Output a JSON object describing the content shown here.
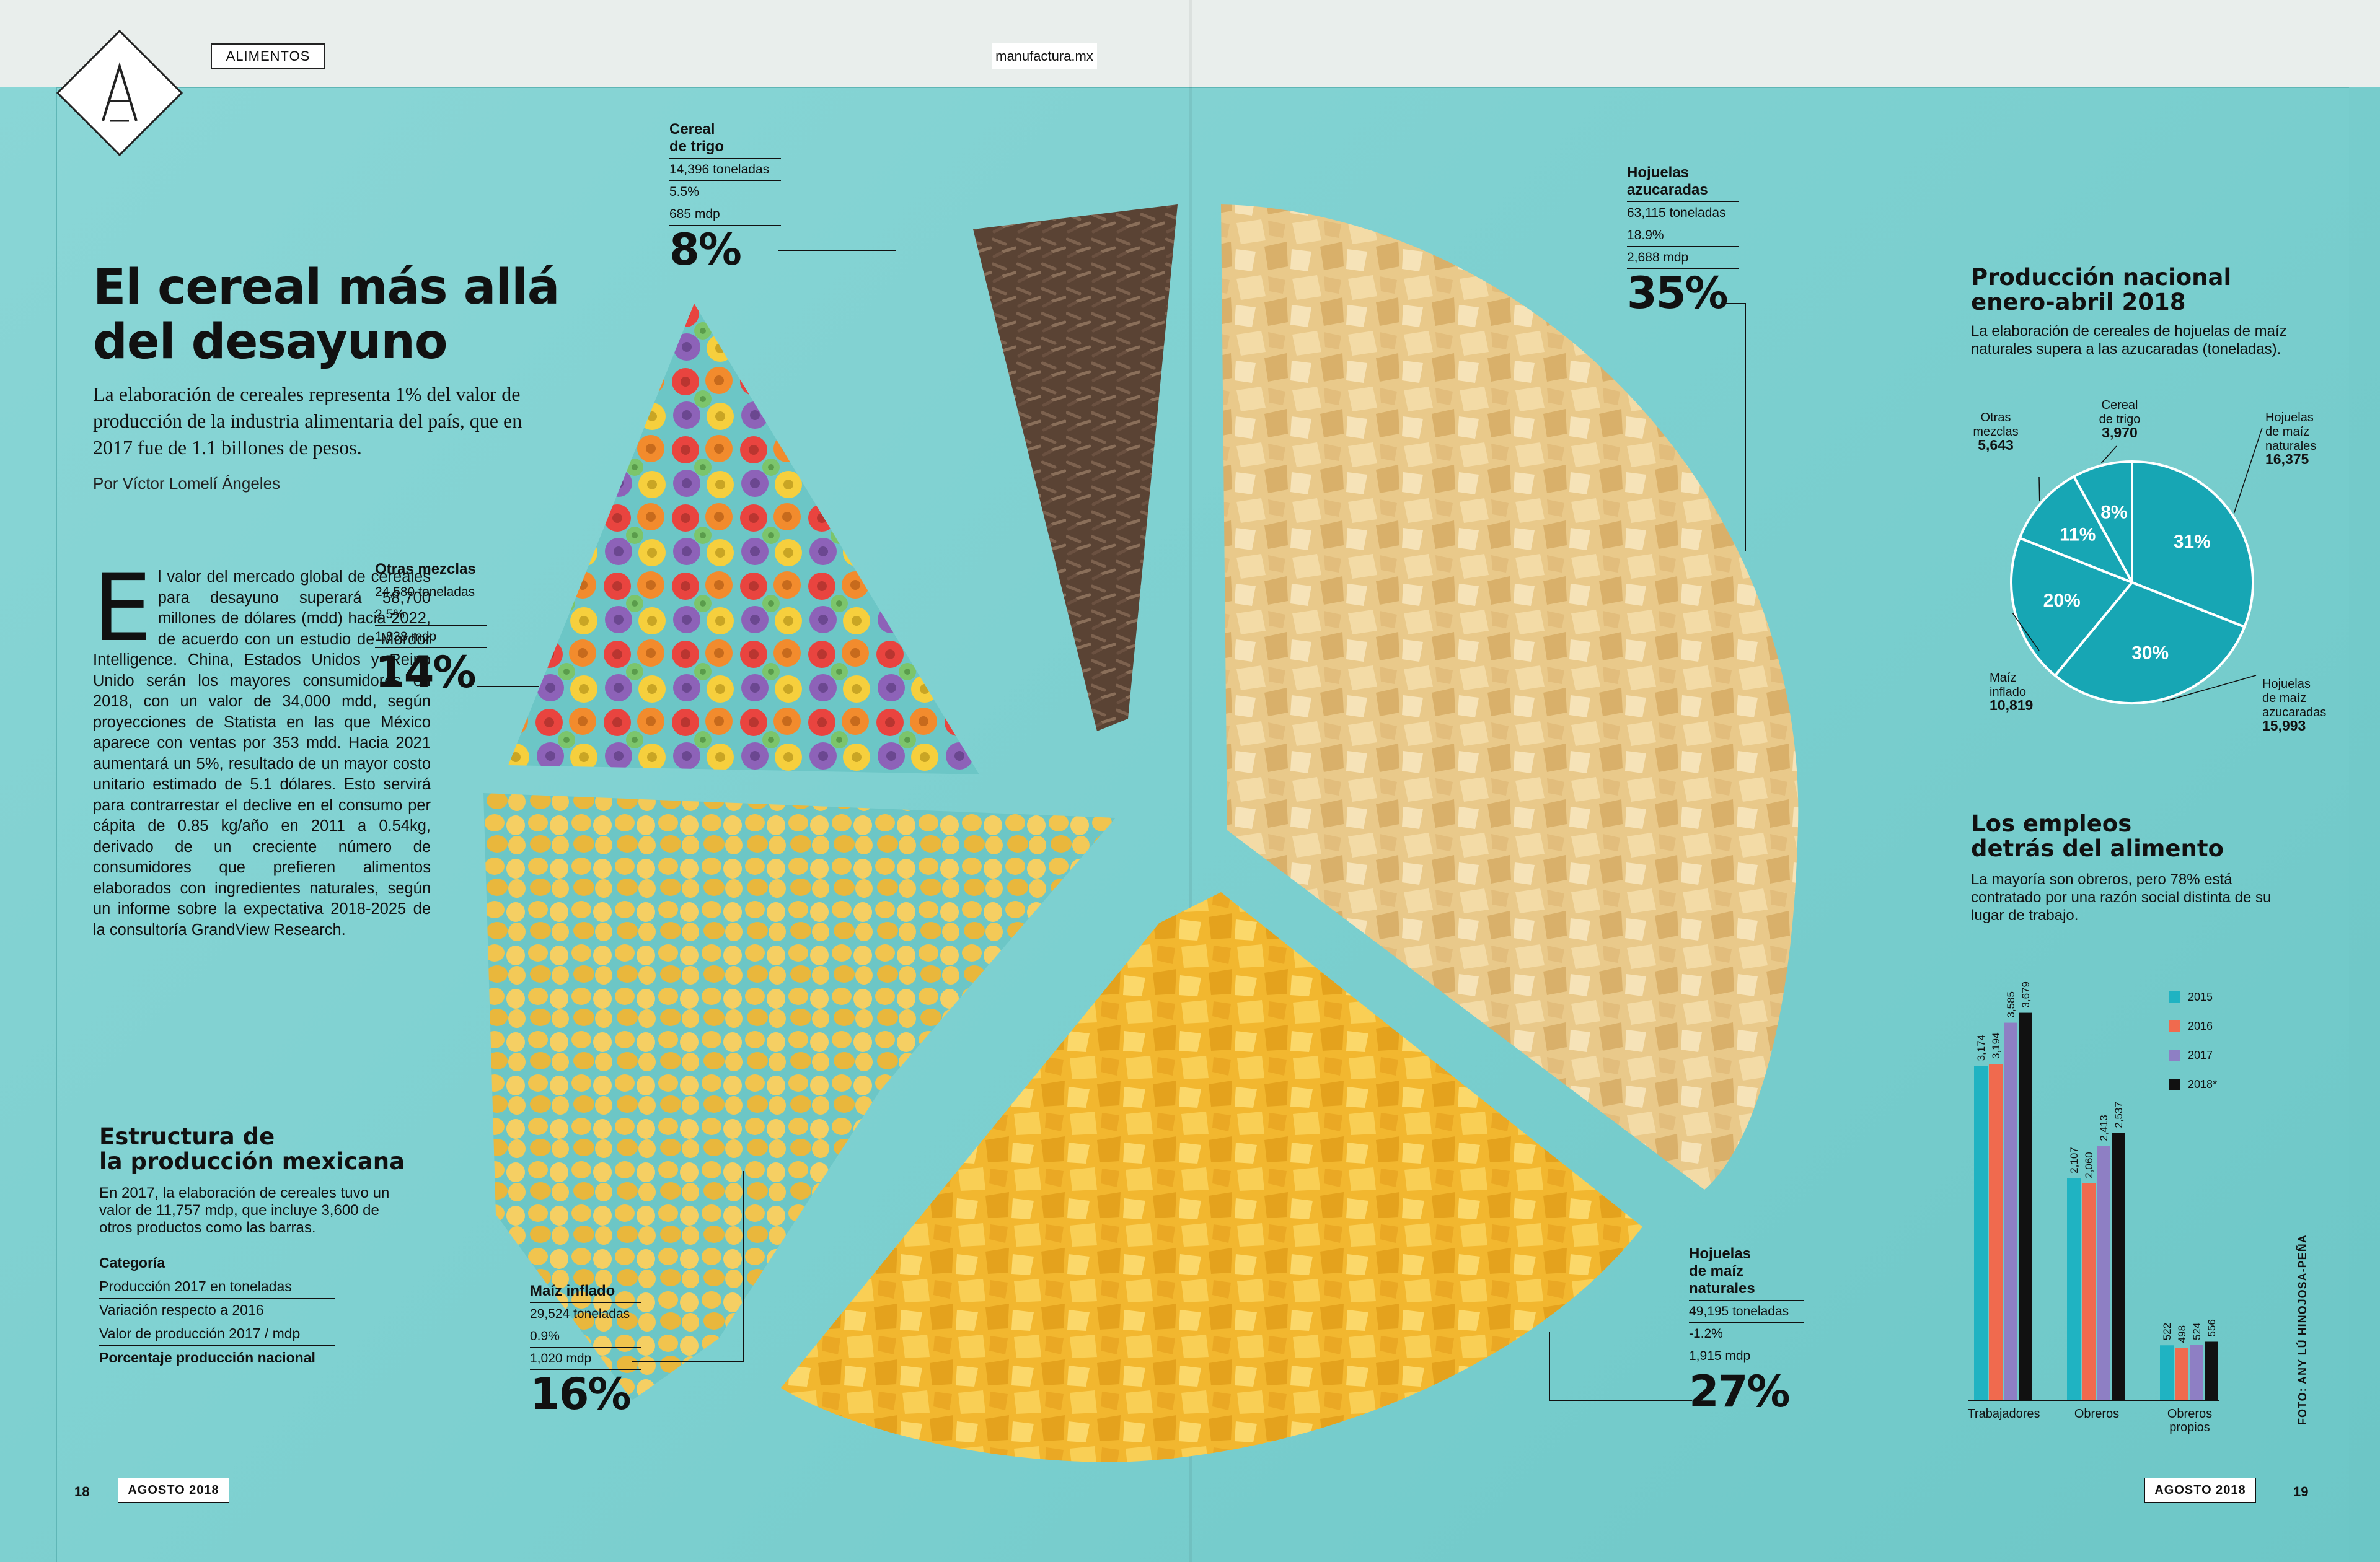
{
  "header": {
    "section": "ALIMENTOS",
    "site": "manufactura.mx"
  },
  "article": {
    "title_line1": "El cereal más allá",
    "title_line2": "del desayuno",
    "deck": "La elaboración de cereales representa 1% del valor de producción de la industria alimentaria del país, que en 2017 fue de 1.1 billones de pesos.",
    "byline": "Por Víctor Lomelí Ángeles",
    "dropcap": "E",
    "body": "l valor del mercado global de cereales para desayuno superará 58,700 millones de dólares (mdd) hacia 2022, de acuerdo con un estudio de Mordor Intelligence. China, Estados Unidos y Reino Unido serán los mayores consumidores en 2018, con un valor de 34,000 mdd, según proyecciones de Statista en las que México aparece con ventas por 353 mdd. Hacia 2021 aumentará un 5%, resultado de un mayor costo unitario estimado de 5.1 dólares. Esto servirá para contrarrestar el declive en el consumo per cápita de 0.85 kg/año en 2011 a 0.54kg, derivado de un creciente número de consumidores que prefieren alimentos elaborados con ingredientes naturales, según un informe sobre la expectativa 2018-2025 de la consultoría GrandView Research."
  },
  "structure": {
    "title_line1": "Estructura de",
    "title_line2": "la producción mexicana",
    "deck": "En 2017, la elaboración de cereales tuvo un valor de 11,757 mdp, que incluye 3,600 de otros productos como las barras.",
    "legend_heading": "Categoría",
    "legend_rows": [
      "Producción 2017 en toneladas",
      "Variación respecto a 2016",
      "Valor de producción 2017 / mdp",
      "Porcentaje producción nacional"
    ]
  },
  "callouts": {
    "trigo": {
      "title1": "Cereal",
      "title2": "de trigo",
      "tons": "14,396 toneladas",
      "var": "5.5%",
      "value": "685 mdp",
      "pct": "8%"
    },
    "azucaradas": {
      "title1": "Hojuelas",
      "title2": "azucaradas",
      "tons": "63,115 toneladas",
      "var": "18.9%",
      "value": "2,688 mdp",
      "pct": "35%"
    },
    "mezclas": {
      "title1": "Otras mezclas",
      "tons": "24,580 toneladas",
      "var": "2.5%",
      "value": "1,838 mdp",
      "pct": "14%"
    },
    "inflado": {
      "title1": "Maíz inflado",
      "tons": "29,524 toneladas",
      "var": "0.9%",
      "value": "1,020 mdp",
      "pct": "16%"
    },
    "naturales": {
      "title1": "Hojuelas",
      "title2": "de maíz",
      "title3": "naturales",
      "tons": "49,195 toneladas",
      "var": "-1.2%",
      "value": "1,915 mdp",
      "pct": "27%"
    }
  },
  "production": {
    "title_line1": "Producción nacional",
    "title_line2": "enero-abril 2018",
    "deck": "La elaboración de cereales de hojuelas de maíz naturales supera a las azucaradas (toneladas).",
    "color": "#17a6b4",
    "chart_data": {
      "type": "pie",
      "slices": [
        {
          "name": "Hojuelas de maíz naturales",
          "pct": 31,
          "value": 16375,
          "label": "31%",
          "annot": [
            "Hojuelas",
            "de maíz",
            "naturales",
            "16,375"
          ]
        },
        {
          "name": "Hojuelas de maíz azucaradas",
          "pct": 30,
          "value": 15993,
          "label": "30%",
          "annot": [
            "Hojuelas",
            "de maíz",
            "azucaradas",
            "15,993"
          ]
        },
        {
          "name": "Maíz inflado",
          "pct": 20,
          "value": 10819,
          "label": "20%",
          "annot": [
            "Maíz",
            "inflado",
            "10,819"
          ]
        },
        {
          "name": "Otras mezclas",
          "pct": 11,
          "value": 5643,
          "label": "11%",
          "annot": [
            "Otras",
            "mezclas",
            "5,643"
          ]
        },
        {
          "name": "Cereal de trigo",
          "pct": 8,
          "value": 3970,
          "label": "8%",
          "annot": [
            "Cereal",
            "de trigo",
            "3,970"
          ]
        }
      ]
    }
  },
  "employment": {
    "title_line1": "Los empleos",
    "title_line2": "detrás del alimento",
    "deck": "La mayoría son obreros, pero 78% está contratado por una razón social distinta de su lugar de trabajo.",
    "chart_data": {
      "type": "bar",
      "categories": [
        "Trabajadores",
        "Obreros",
        "Obreros propios"
      ],
      "category_lines": [
        [
          "Trabajadores"
        ],
        [
          "Obreros"
        ],
        [
          "Obreros",
          "propios"
        ]
      ],
      "series": [
        {
          "name": "2015",
          "color": "#1fb3c2",
          "values": [
            3174,
            2107,
            522
          ],
          "labels": [
            "3,174",
            "2,107",
            "522"
          ]
        },
        {
          "name": "2016",
          "color": "#f06a4e",
          "values": [
            3194,
            2060,
            498
          ],
          "labels": [
            "3,194",
            "2,060",
            "498"
          ]
        },
        {
          "name": "2017",
          "color": "#8e7fc4",
          "values": [
            3585,
            2413,
            524
          ],
          "labels": [
            "3,585",
            "2,413",
            "524"
          ]
        },
        {
          "name": "2018*",
          "color": "#111111",
          "values": [
            3679,
            2537,
            556
          ],
          "labels": [
            "3,679",
            "2,537",
            "556"
          ]
        }
      ],
      "ylim": [
        0,
        4000
      ],
      "legend": "top-right"
    }
  },
  "footer": {
    "left_page": "18",
    "left_date": "AGOSTO 2018",
    "right_date": "AGOSTO 2018",
    "right_page": "19",
    "credit": "FOTO: ANY LÚ HINOJOSA-PEÑA"
  },
  "colors": {
    "background": "#7fcfcf",
    "accent": "#17a6b4"
  }
}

** Task requirements **
Retype all the records shown above, character for character. Omit every picture.

** Answer to this task **
Output a JSON object describing the content shown here.
{
  "header": {
    "section": "ALIMENTOS",
    "site": "manufactura.mx"
  },
  "article": {
    "title_line1": "El cereal más allá",
    "title_line2": "del desayuno",
    "deck": "La elaboración de cereales representa 1% del valor de producción de la industria alimentaria del país, que en 2017 fue de 1.1 billones de pesos.",
    "byline": "Por Víctor Lomelí Ángeles",
    "dropcap": "E",
    "body": "l valor del mercado global de cereales para desayuno superará 58,700 millones de dólares (mdd) hacia 2022, de acuerdo con un estudio de Mordor Intelligence. China, Estados Unidos y Reino Unido serán los mayores consumidores en 2018, con un valor de 34,000 mdd, según proyecciones de Statista en las que México aparece con ventas por 353 mdd. Hacia 2021 aumentará un 5%, resultado de un mayor costo unitario estimado de 5.1 dólares. Esto servirá para contrarrestar el declive en el consumo per cápita de 0.85 kg/año en 2011 a 0.54kg, derivado de un creciente número de consumidores que prefieren alimentos elaborados con ingredientes naturales, según un informe sobre la expectativa 2018-2025 de la consultoría GrandView Research."
  },
  "structure": {
    "title_line1": "Estructura de",
    "title_line2": "la producción mexicana",
    "deck": "En 2017, la elaboración de cereales tuvo un valor de 11,757 mdp, que incluye 3,600 de otros productos como las barras.",
    "legend_heading": "Categoría",
    "legend_rows": [
      "Producción 2017 en toneladas",
      "Variación respecto a 2016",
      "Valor de producción 2017 / mdp",
      "Porcentaje producción nacional"
    ]
  },
  "callouts": {
    "trigo": {
      "title1": "Cereal",
      "title2": "de trigo",
      "tons": "14,396 toneladas",
      "var": "5.5%",
      "value": "685 mdp",
      "pct": "8%"
    },
    "azucaradas": {
      "title1": "Hojuelas",
      "title2": "azucaradas",
      "tons": "63,115 toneladas",
      "var": "18.9%",
      "value": "2,688 mdp",
      "pct": "35%"
    },
    "mezclas": {
      "title1": "Otras mezclas",
      "tons": "24,580 toneladas",
      "var": "2.5%",
      "value": "1,838 mdp",
      "pct": "14%"
    },
    "inflado": {
      "title1": "Maíz inflado",
      "tons": "29,524 toneladas",
      "var": "0.9%",
      "value": "1,020 mdp",
      "pct": "16%"
    },
    "naturales": {
      "title1": "Hojuelas",
      "title2": "de maíz",
      "title3": "naturales",
      "tons": "49,195 toneladas",
      "var": "-1.2%",
      "value": "1,915 mdp",
      "pct": "27%"
    }
  },
  "production": {
    "title_line1": "Producción nacional",
    "title_line2": "enero-abril 2018",
    "deck": "La elaboración de cereales de hojuelas de maíz naturales supera a las azucaradas (toneladas).",
    "color": "#17a6b4",
    "chart_data": {
      "type": "pie",
      "slices": [
        {
          "name": "Hojuelas de maíz naturales",
          "pct": 31,
          "value": 16375,
          "label": "31%",
          "annot": [
            "Hojuelas",
            "de maíz",
            "naturales",
            "16,375"
          ]
        },
        {
          "name": "Hojuelas de maíz azucaradas",
          "pct": 30,
          "value": 15993,
          "label": "30%",
          "annot": [
            "Hojuelas",
            "de maíz",
            "azucaradas",
            "15,993"
          ]
        },
        {
          "name": "Maíz inflado",
          "pct": 20,
          "value": 10819,
          "label": "20%",
          "annot": [
            "Maíz",
            "inflado",
            "10,819"
          ]
        },
        {
          "name": "Otras mezclas",
          "pct": 11,
          "value": 5643,
          "label": "11%",
          "annot": [
            "Otras",
            "mezclas",
            "5,643"
          ]
        },
        {
          "name": "Cereal de trigo",
          "pct": 8,
          "value": 3970,
          "label": "8%",
          "annot": [
            "Cereal",
            "de trigo",
            "3,970"
          ]
        }
      ]
    }
  },
  "employment": {
    "title_line1": "Los empleos",
    "title_line2": "detrás del alimento",
    "deck": "La mayoría son obreros, pero 78% está contratado por una razón social distinta de su lugar de trabajo.",
    "chart_data": {
      "type": "bar",
      "categories": [
        "Trabajadores",
        "Obreros",
        "Obreros propios"
      ],
      "category_lines": [
        [
          "Trabajadores"
        ],
        [
          "Obreros"
        ],
        [
          "Obreros",
          "propios"
        ]
      ],
      "series": [
        {
          "name": "2015",
          "color": "#1fb3c2",
          "values": [
            3174,
            2107,
            522
          ],
          "labels": [
            "3,174",
            "2,107",
            "522"
          ]
        },
        {
          "name": "2016",
          "color": "#f06a4e",
          "values": [
            3194,
            2060,
            498
          ],
          "labels": [
            "3,194",
            "2,060",
            "498"
          ]
        },
        {
          "name": "2017",
          "color": "#8e7fc4",
          "values": [
            3585,
            2413,
            524
          ],
          "labels": [
            "3,585",
            "2,413",
            "524"
          ]
        },
        {
          "name": "2018*",
          "color": "#111111",
          "values": [
            3679,
            2537,
            556
          ],
          "labels": [
            "3,679",
            "2,537",
            "556"
          ]
        }
      ],
      "ylim": [
        0,
        4000
      ],
      "legend": "top-right"
    }
  },
  "footer": {
    "left_page": "18",
    "left_date": "AGOSTO 2018",
    "right_date": "AGOSTO 2018",
    "right_page": "19",
    "credit": "FOTO: ANY LÚ HINOJOSA-PEÑA"
  },
  "colors": {
    "background": "#7fcfcf",
    "accent": "#17a6b4"
  }
}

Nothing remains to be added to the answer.